» **Records for this exercise**
_____

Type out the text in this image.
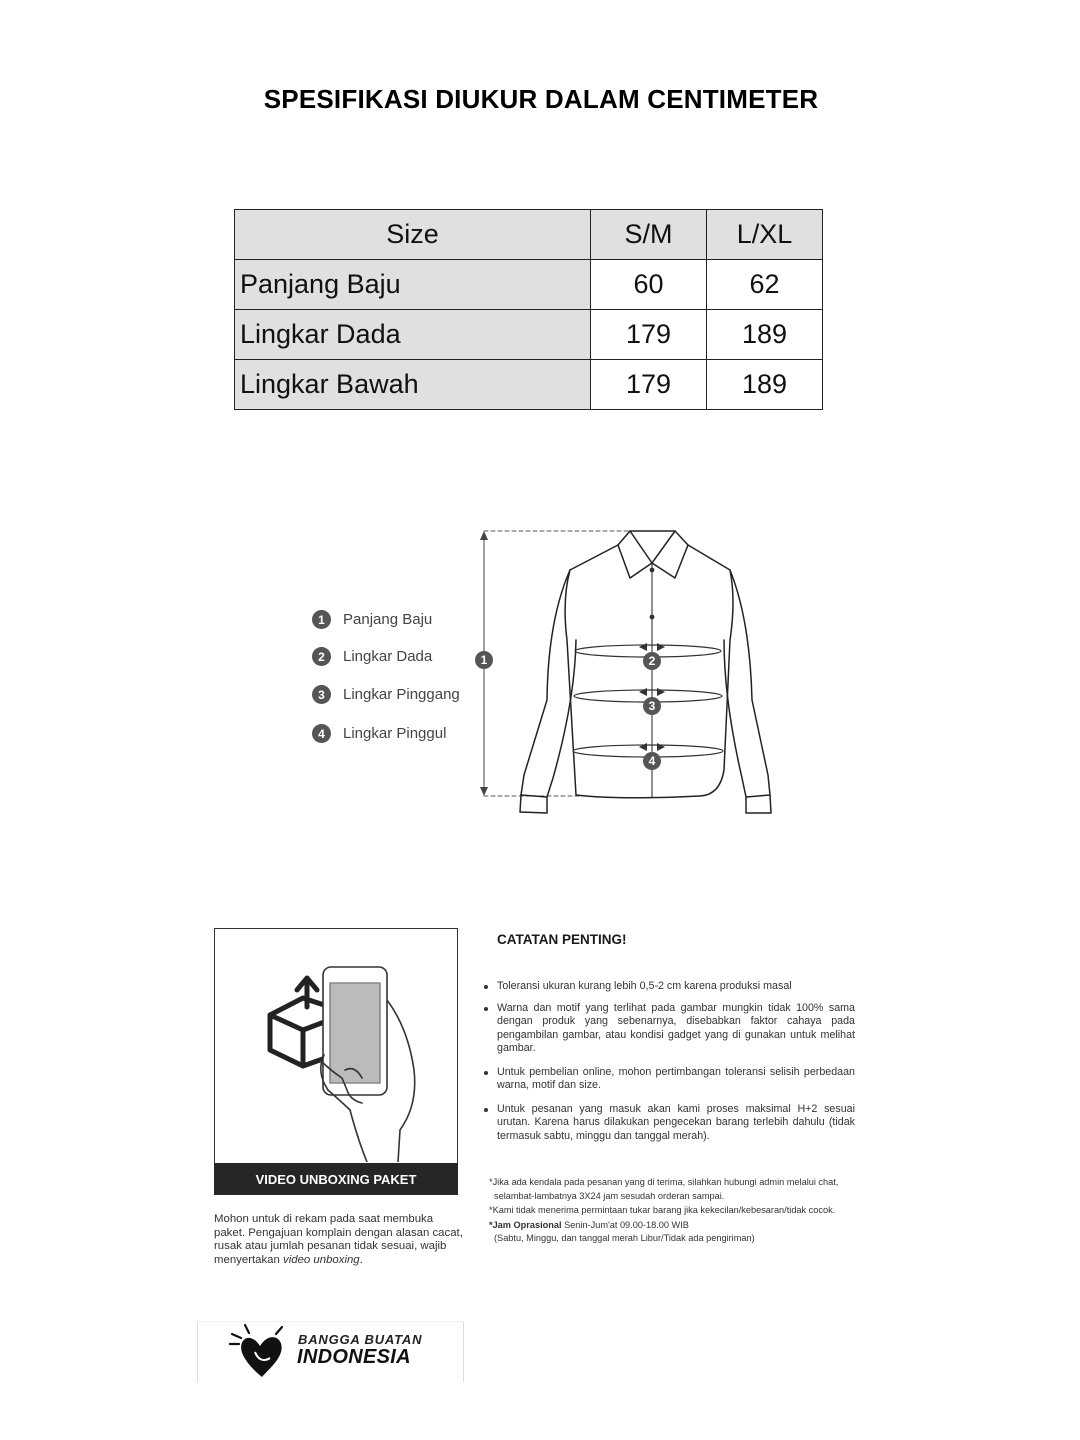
SPESIFIKASI DIUKUR DALAM CENTIMETER
Size	S/M	L/XL
Panjang Baju	60	62
Lingkar Dada	179	189
Lingkar Bawah	179	189
1	Panjang Baju
2	Lingkar Dada
3	Lingkar Pinggang
4	Lingkar Pinggul
1	2
3
4
VIDEO UNBOXING PAKET
Mohon untuk di rekam pada saat membuka paket. Pengajuan komplain dengan alasan cacat, rusak atau jumlah pesanan tidak sesuai, wajib menyertakan video unboxing.
CATATAN PENTING!
Toleransi ukuran kurang lebih 0,5-2 cm karena produksi masal
Warna dan motif yang terlihat pada gambar mungkin tidak 100% sama dengan produk yang sebenarnya, disebabkan faktor cahaya pada pengambilan gambar, atau kondisi gadget yang di gunakan untuk melihat gambar.
Untuk pembelian online, mohon pertimbangan toleransi selisih perbedaan warna, motif dan size.
Untuk pesanan yang masuk akan kami proses maksimal H+2 sesuai urutan. Karena harus dilakukan pengecekan barang terlebih dahulu (tidak termasuk sabtu, minggu dan tanggal merah).
*Jika ada kendala pada pesanan yang di terima, silahkan hubungi admin melalui chat,
selambat-lambatnya 3X24 jam sesudah orderan sampai.
*Kami tidak menerima permintaan tukar barang jika kekecilan/kebesaran/tidak cocok.
*Jam Oprasional Senin-Jum'at 09.00-18.00 WIB
(Sabtu, Minggu, dan tanggal merah Libur/Tidak ada pengiriman)
BANGGA BUATAN
INDONESIA
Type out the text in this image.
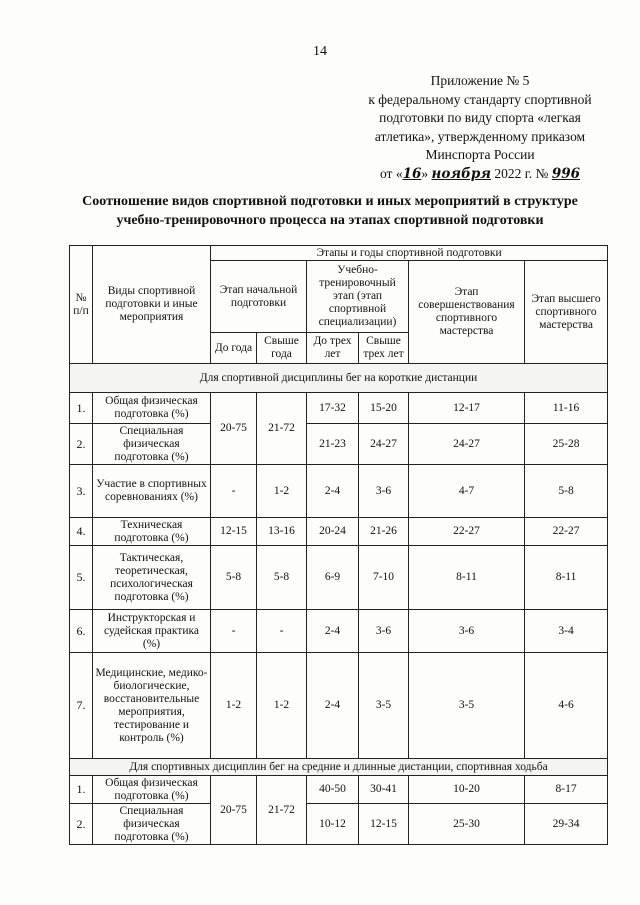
14
Приложение № 5
к федеральному стандарту спортивной
подготовки по виду спорта «легкая
атлетика», утвержденному приказом
Минспорта России
от «16» ноября 2022 г. № 996
Соотношение видов спортивной подготовки и иных мероприятий в структуре
учебно-тренировочного процесса на этапах спортивной подготовки
№ п/п	Виды спортивной подготовки и иные мероприятия	Этапы и годы спортивной подготовки					
		Этап начальной подготовки		Учебно-тренировочный этап (этап спортивной специализации)		Этап совершенствования спортивного мастерства	Этап высшего спортивного мастерства
		До года	Свыше года	До трех лет	Свыше трех лет		
Для спортивной дисциплины бег на короткие дистанции							
1.	Общая физическая подготовка (%)	20-75	21-72	17-32	15-20	12-17	11-16
2.	Специальная физическая подготовка (%)			21-23	24-27	24-27	25-28
3.	Участие в спортивных соревнованиях (%)	-	1-2	2-4	3-6	4-7	5-8
4.	Техническая подготовка (%)	12-15	13-16	20-24	21-26	22-27	22-27
5.	Тактическая, теоретическая, психологическая подготовка (%)	5-8	5-8	6-9	7-10	8-11	8-11
6.	Инструкторская и судейская практика (%)	-	-	2-4	3-6	3-6	3-4
7.	Медицинские, медико-биологические, восстановительные мероприятия, тестирование и контроль (%)	1-2	1-2	2-4	3-5	3-5	4-6
Для спортивных дисциплин бег на средние и длинные дистанции, спортивная ходьба							
1.	Общая физическая подготовка (%)	20-75	21-72	40-50	30-41	10-20	8-17
2.	Специальная физическая подготовка (%)			10-12	12-15	25-30	29-34
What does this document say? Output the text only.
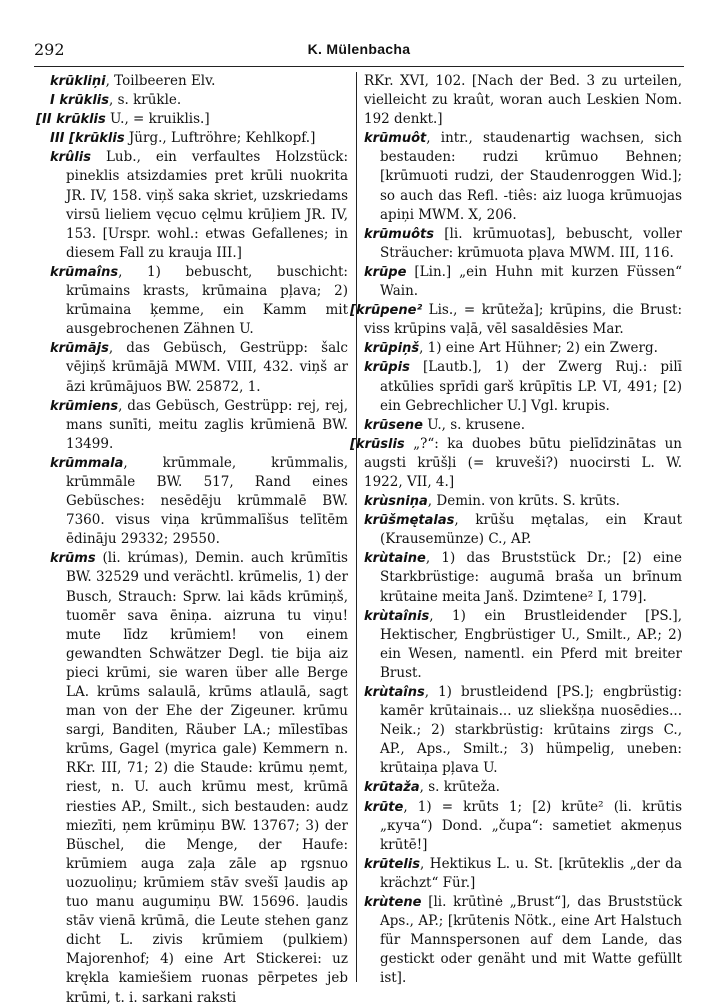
292	K. Mülenbacha

krūkliņi, Toilbeeren Elv.

I krūklis, s. krūkle.

[II krūklis U., = kruiklis.]

III [krūklis Jürg., Luftröhre; Kehlkopf.]

krûlis Lub., ein verfaultes Holzstück: pineklis atsizdamies pret krūli nuokrita JR. IV, 158. viņš saka skriet, uzskriedams virsū lieliem vęcuo cęlmu krūļiem JR. IV, 153. [Urspr. wohl.: etwas Gefallenes; in diesem Fall zu krauja III.]

krūmaîns, 1) bebuscht, buschicht: krūmains krasts, krūmaina pļava; 2) krūmaina ķemme, ein Kamm mit ausgebrochenen Zähnen U.

krūmājs, das Gebüsch, Gestrüpp: šalc vējiņš krūmājā MWM. VIII, 432. viņš ar āzi krūmājuos BW. 25872, 1.

krūmiens, das Gebüsch, Gestrüpp: rej, rej, mans sunīti, meitu zaglis krūmienā BW. 13499.

krūmmala, krūmmale, krūmmalis, krūmmāle BW. 517, Rand eines Gebüsches: nesēdēju krūmmalē BW. 7360. visus viņa krūmmalīšus telītēm ēdināju 29332; 29550.

krūms (li. krúmas), Demin. auch krūmītis BW. 32529 und verächtl. krūmelis, 1) der Busch, Strauch: Sprw. lai kāds krūmiņš, tuomēr sava ēniņa. aizruna tu viņu! mute līdz krūmiem! von einem gewandten Schwätzer Degl. tie bija aiz pieci krūmi, sie waren über alle Berge LA. krūms salaulā, krūms atlaulā, sagt man von der Ehe der Zigeuner. krūmu sargi, Banditen, Räuber LA.; mīlestības krūms, Gagel (myrica gale) Kemmern n. RKr. III, 71; 2) die Staude: krūmu ņemt, riest, n. U. auch krūmu mest, krūmā riesties AP., Smilt., sich bestauden: audz miezīti, ņem krūmiņu BW. 13767; 3) der Büschel, die Menge, der Haufe: krūmiem auga zaļa zāle ap rgsnuo uozuoliņu; krūmiem stāv svešī ļaudis ap tuo manu augumiņu BW. 15696. ļaudis stāv vienā krūmā, die Leute stehen ganz dicht L. zivis krūmiem (pulkiem) Majorenhof; 4) eine Art Stickerei: uz krękla kamiešiem ruonas pērpetes jeb krūmi, t. i. sarkani raksti

RKr. XVI, 102. [Nach der Bed. 3 zu urteilen, vielleicht zu kraût, woran auch Leskien Nom. 192 denkt.]

krūmuôt, intr., staudenartig wachsen, sich bestauden: rudzi krūmuo Behnen; [krūmuoti rudzi, der Staudenroggen Wid.]; so auch das Refl. -tiês: aiz luoga krūmuojas apiņi MWM. X, 206.

krūmuôts [li. krūmuotas], bebuscht, voller Sträucher: krūmuota pļava MWM. III, 116.

krūpe [Lin.] „ein Huhn mit kurzen Füssen“ Wain.

[krūpene² Lis., = krūteža]; krūpins, die Brust: viss krūpins vaļā, vēl sasaldēsies Mar.

krūpiņš, 1) eine Art Hühner; 2) ein Zwerg.

krūpis [Lautb.], 1) der Zwerg Ruj.: pilī atkūlies sprīdi garš krūpītis LP. VI, 491; [2) ein Gebrechlicher U.] Vgl. krupis.

krūsene U., s. krusene.

[krūslis „?“: ka duobes būtu pielīdzinātas un augsti krūšļi (= kruveši?) nuocirsti L. W. 1922, VII, 4.]

krùsniņa, Demin. von krūts. S. krūts.

krūšmętalas, krūšu mętalas, ein Kraut (Krausemünze) C., AP.

krùtaine, 1) das Bruststück Dr.; [2) eine Starkbrüstige: augumā braša un brīnum krūtaine meita Janš. Dzimtene² I, 179].

krùtaînis, 1) ein Brustleidender [PS.], Hektischer, Engbrüstiger U., Smilt., AP.; 2) ein Wesen, namentl. ein Pferd mit breiter Brust.

krùtaîns, 1) brustleidend [PS.]; engbrüstig: kamēr krūtainais... uz sliekšņa nuosēdies... Neik.; 2) starkbrüstig: krūtains zirgs C., AP., Aps., Smilt.; 3) hümpelig, uneben: krūtaiņa pļava U.

krūtaža, s. krūteža.

krūte, 1) = krūts 1; [2) krūte² (li. krūtis „куча“) Dond. „čupa“: sametiet akmeņus krūtē!]

krūtelis, Hektikus L. u. St. [krūteklis „der da krächzt“ Für.]

krùtene [li. krūtìnė „Brust“], das Bruststück Aps., AP.; [krūtenis Nötk., eine Art Halstuch für Mannspersonen auf dem Lande, das gestickt oder genäht und mit Watte gefüllt ist].
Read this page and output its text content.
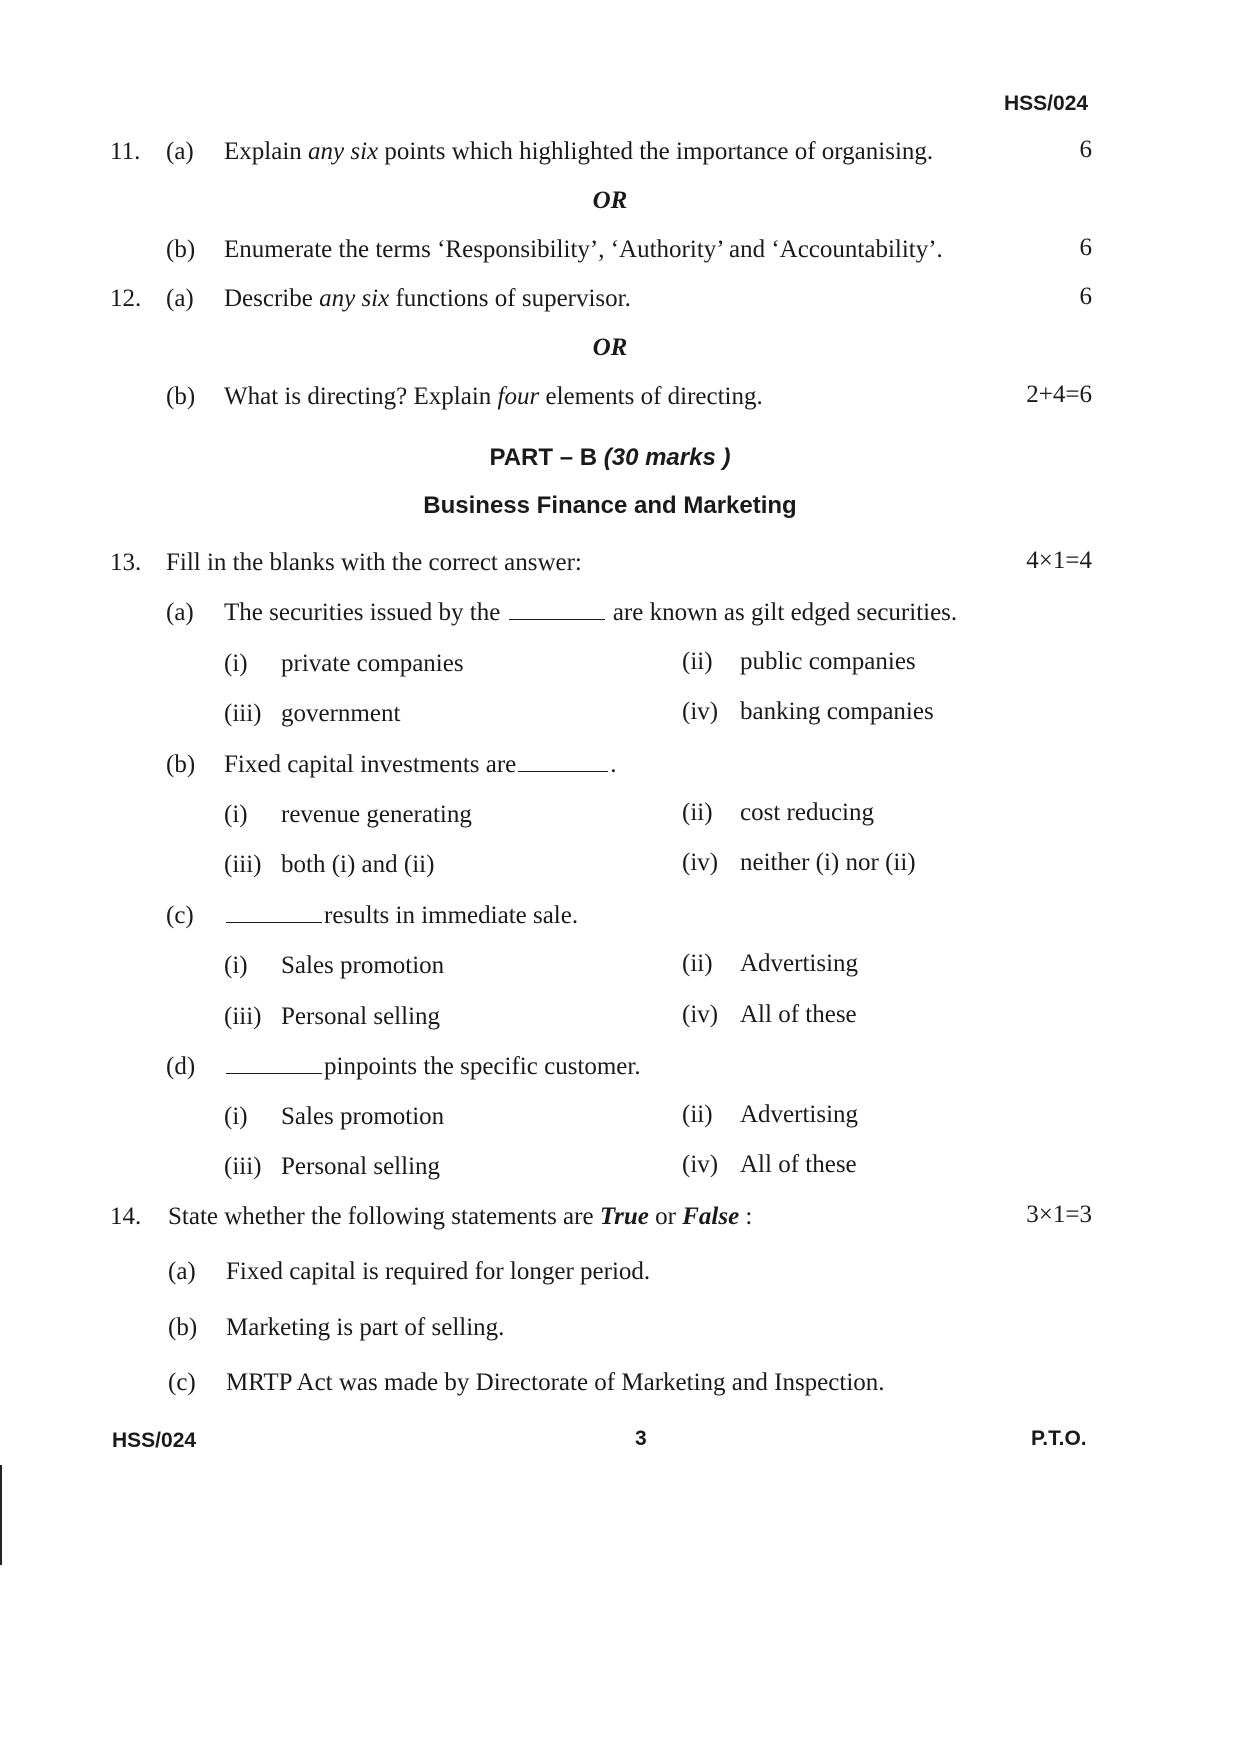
HSS/024
11. (a) Explain any six points which highlighted the importance of organising.	6
OR
(b) Enumerate the terms ‘Responsibility’, ‘Authority’ and ‘Accountability’.	6
12. (a) Describe any six functions of supervisor.	6
OR
(b) What is directing? Explain four elements of directing.	2+4=6
PART – B (30 marks )
Business Finance and Marketing
13. Fill in the blanks with the correct answer:	4×1=4
(a) The securities issued by the	are known as gilt edged securities.
(i) private companies	(ii) public companies
(iii) government	(iv) banking companies
(b) Fixed capital investments are	.
(i) revenue generating	(ii) cost reducing
(iii) both (i) and (ii)	(iv) neither (i) nor (ii)
(c)	results in immediate sale.
(i) Sales promotion	(ii) Advertising
(iii) Personal selling	(iv) All of these
(d)	pinpoints the specific customer.
(i) Sales promotion	(ii) Advertising
(iii) Personal selling	(iv) All of these
14. State whether the following statements are True or False :	3×1=3
(a) Fixed capital is required for longer period.
(b) Marketing is part of selling.
(c) MRTP Act was made by Directorate of Marketing and Inspection.
HSS/024	3	P.T.O.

_____

Collect the complete line wherever the string "мероприятия" appears in the records.

» **Full answer**
№ п/п	Виды спортивной подготовки и иные мероприятия	Этапы и годы спортивной подготовки					
7.	Медицинские, медико-биологические, восстановительные мероприятия, тестирование и контроль (%)	1-2	1-2	2-4	3-5	3-5	4-6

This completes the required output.